_Given problem_
Show all lines holding the string "Maths".

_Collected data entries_
☆ ☆ ☆ ☆ ☆

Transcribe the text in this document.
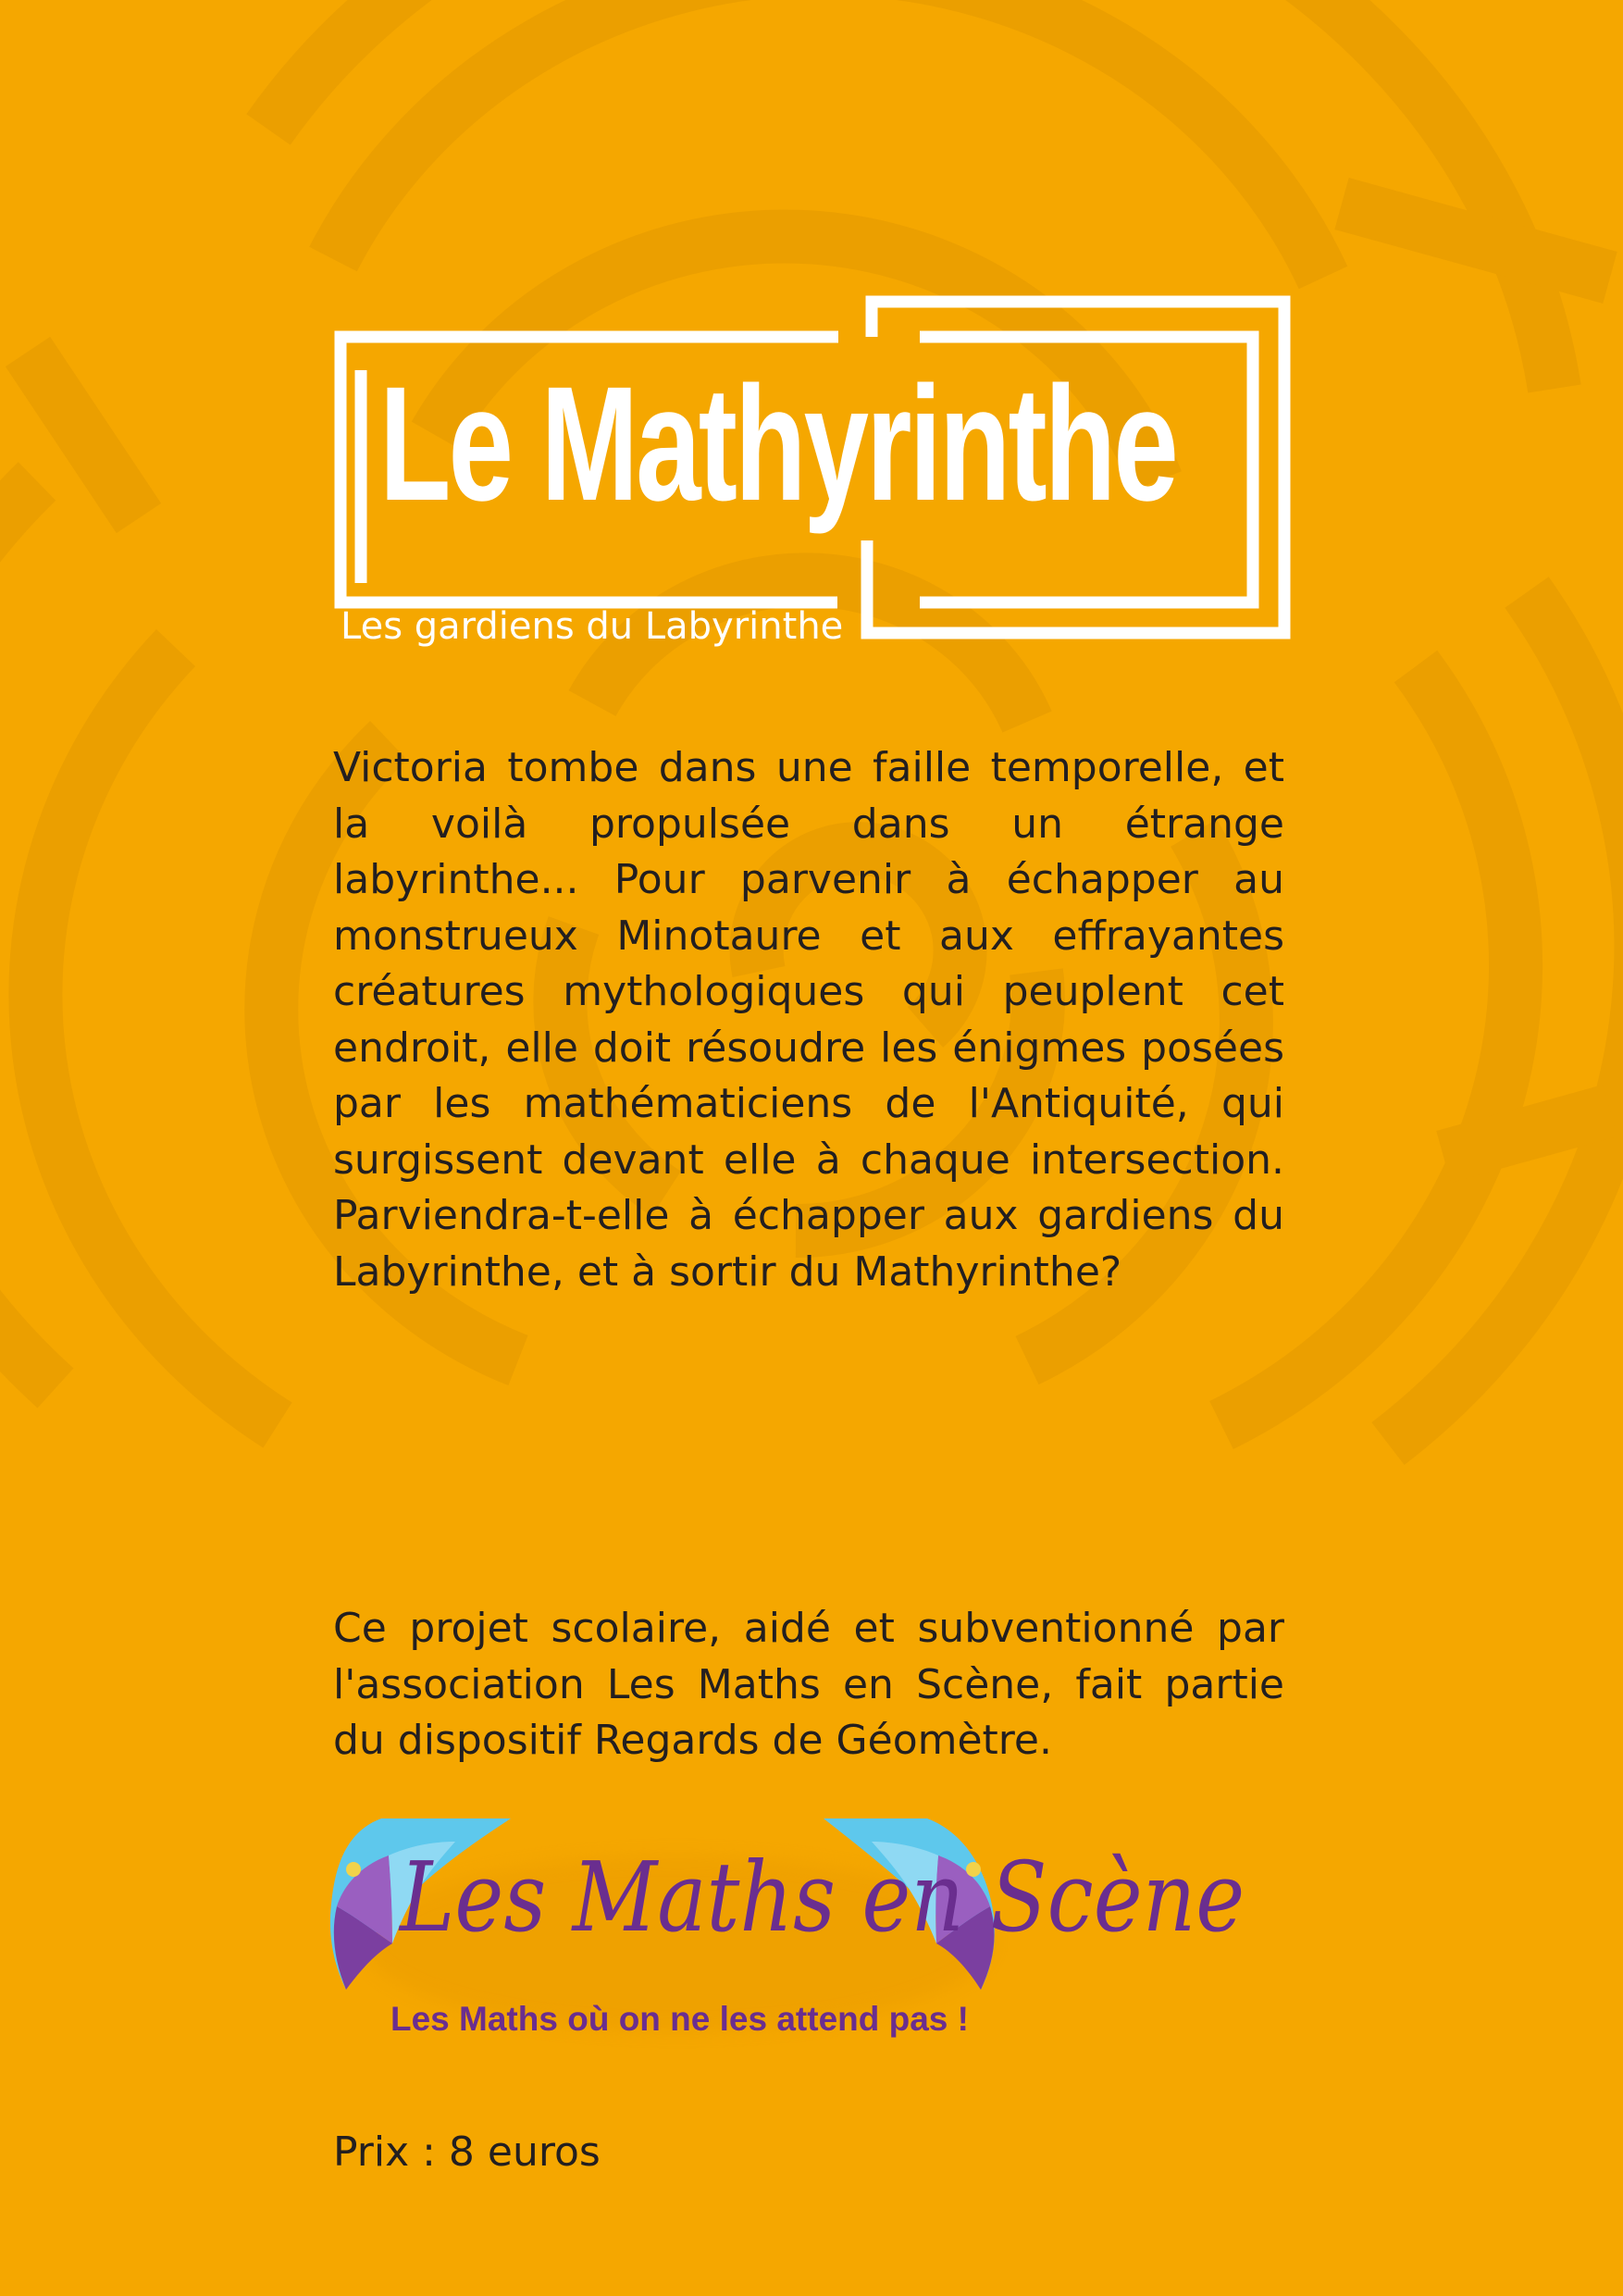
Le Mathyrinthe
Les gardiens du Labyrinthe

Victoria tombe dans une faille temporelle, et la voilà propulsée dans un étrange labyrinthe... Pour parvenir à échapper au monstrueux Minotaure et aux effrayantes créatures mythologiques qui peuplent cet endroit, elle doit résoudre les énigmes posées par les mathématiciens de l'Antiquité, qui surgissent devant elle à chaque intersection. Parviendra-t-elle à échapper aux gardiens du Labyrinthe, et à sortir du Mathyrinthe?

Ce projet scolaire, aidé et subventionné par l'association Les Maths en Scène, fait partie du dispositif Regards de Géomètre.

Les Maths en Scène
Les Maths où on ne les attend pas !
Prix : 8 euros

☆ ☆ ☆ ☆ ☆

_Reply_
Ce projet scolaire, aidé et subventionné par l'association Les Maths en Scène, fait partie du dispositif Regards de Géomètre.
Les Maths en Scène
Les Maths où on ne les attend pas !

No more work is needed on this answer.